## Begin PROVIDED RECORDS

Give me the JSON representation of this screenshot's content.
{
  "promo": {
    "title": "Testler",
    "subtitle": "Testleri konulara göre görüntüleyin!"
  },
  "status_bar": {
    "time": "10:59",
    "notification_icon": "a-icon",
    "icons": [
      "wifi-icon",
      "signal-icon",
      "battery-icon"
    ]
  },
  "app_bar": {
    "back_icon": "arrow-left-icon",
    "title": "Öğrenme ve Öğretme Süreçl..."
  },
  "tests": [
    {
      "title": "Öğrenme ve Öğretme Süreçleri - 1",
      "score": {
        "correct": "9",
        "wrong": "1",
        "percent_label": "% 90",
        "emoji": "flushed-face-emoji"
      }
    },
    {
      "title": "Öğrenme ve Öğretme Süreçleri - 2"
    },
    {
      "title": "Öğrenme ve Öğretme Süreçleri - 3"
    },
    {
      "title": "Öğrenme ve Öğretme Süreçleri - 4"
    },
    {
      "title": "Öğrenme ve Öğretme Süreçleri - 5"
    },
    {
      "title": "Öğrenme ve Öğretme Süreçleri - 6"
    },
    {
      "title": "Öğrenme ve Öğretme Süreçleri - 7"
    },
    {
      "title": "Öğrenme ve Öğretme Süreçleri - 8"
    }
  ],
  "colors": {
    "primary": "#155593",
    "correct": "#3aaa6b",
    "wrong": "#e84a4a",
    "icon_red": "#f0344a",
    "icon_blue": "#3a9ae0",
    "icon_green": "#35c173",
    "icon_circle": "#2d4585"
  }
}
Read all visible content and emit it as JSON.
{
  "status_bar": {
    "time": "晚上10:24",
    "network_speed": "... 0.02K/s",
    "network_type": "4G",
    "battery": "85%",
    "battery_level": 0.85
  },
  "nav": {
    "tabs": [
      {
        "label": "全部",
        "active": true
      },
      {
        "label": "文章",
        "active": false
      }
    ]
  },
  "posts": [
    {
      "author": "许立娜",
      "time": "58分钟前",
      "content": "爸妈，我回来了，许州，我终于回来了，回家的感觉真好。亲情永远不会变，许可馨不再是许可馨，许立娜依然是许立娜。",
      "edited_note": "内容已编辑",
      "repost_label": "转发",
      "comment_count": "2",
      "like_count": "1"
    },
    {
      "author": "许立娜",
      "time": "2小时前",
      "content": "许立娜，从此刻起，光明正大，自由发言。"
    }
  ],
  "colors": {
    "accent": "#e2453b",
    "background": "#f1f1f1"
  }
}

## End PROVIDED RECORDS

### EXERCISE TASK
All of the material above needs to be retyped word for word.

### RESULT
Give me the JSON representation of this screenshot's content.
{
  "promo": {
    "title": "Testler",
    "subtitle": "Testleri konulara göre görüntüleyin!"
  },
  "status_bar": {
    "time": "10:59",
    "notification_icon": "a-icon",
    "icons": [
      "wifi-icon",
      "signal-icon",
      "battery-icon"
    ]
  },
  "app_bar": {
    "back_icon": "arrow-left-icon",
    "title": "Öğrenme ve Öğretme Süreçl..."
  },
  "tests": [
    {
      "title": "Öğrenme ve Öğretme Süreçleri - 1",
      "score": {
        "correct": "9",
        "wrong": "1",
        "percent_label": "% 90",
        "emoji": "flushed-face-emoji"
      }
    },
    {
      "title": "Öğrenme ve Öğretme Süreçleri - 2"
    },
    {
      "title": "Öğrenme ve Öğretme Süreçleri - 3"
    },
    {
      "title": "Öğrenme ve Öğretme Süreçleri - 4"
    },
    {
      "title": "Öğrenme ve Öğretme Süreçleri - 5"
    },
    {
      "title": "Öğrenme ve Öğretme Süreçleri - 6"
    },
    {
      "title": "Öğrenme ve Öğretme Süreçleri - 7"
    },
    {
      "title": "Öğrenme ve Öğretme Süreçleri - 8"
    }
  ],
  "colors": {
    "primary": "#155593",
    "correct": "#3aaa6b",
    "wrong": "#e84a4a",
    "icon_red": "#f0344a",
    "icon_blue": "#3a9ae0",
    "icon_green": "#35c173",
    "icon_circle": "#2d4585"
  }
}
Read all visible content and emit it as JSON.
{
  "status_bar": {
    "time": "晚上10:24",
    "network_speed": "... 0.02K/s",
    "network_type": "4G",
    "battery": "85%",
    "battery_level": 0.85
  },
  "nav": {
    "tabs": [
      {
        "label": "全部",
        "active": true
      },
      {
        "label": "文章",
        "active": false
      }
    ]
  },
  "posts": [
    {
      "author": "许立娜",
      "time": "58分钟前",
      "content": "爸妈，我回来了，许州，我终于回来了，回家的感觉真好。亲情永远不会变，许可馨不再是许可馨，许立娜依然是许立娜。",
      "edited_note": "内容已编辑",
      "repost_label": "转发",
      "comment_count": "2",
      "like_count": "1"
    },
    {
      "author": "许立娜",
      "time": "2小时前",
      "content": "许立娜，从此刻起，光明正大，自由发言。"
    }
  ],
  "colors": {
    "accent": "#e2453b",
    "background": "#f1f1f1"
  }
}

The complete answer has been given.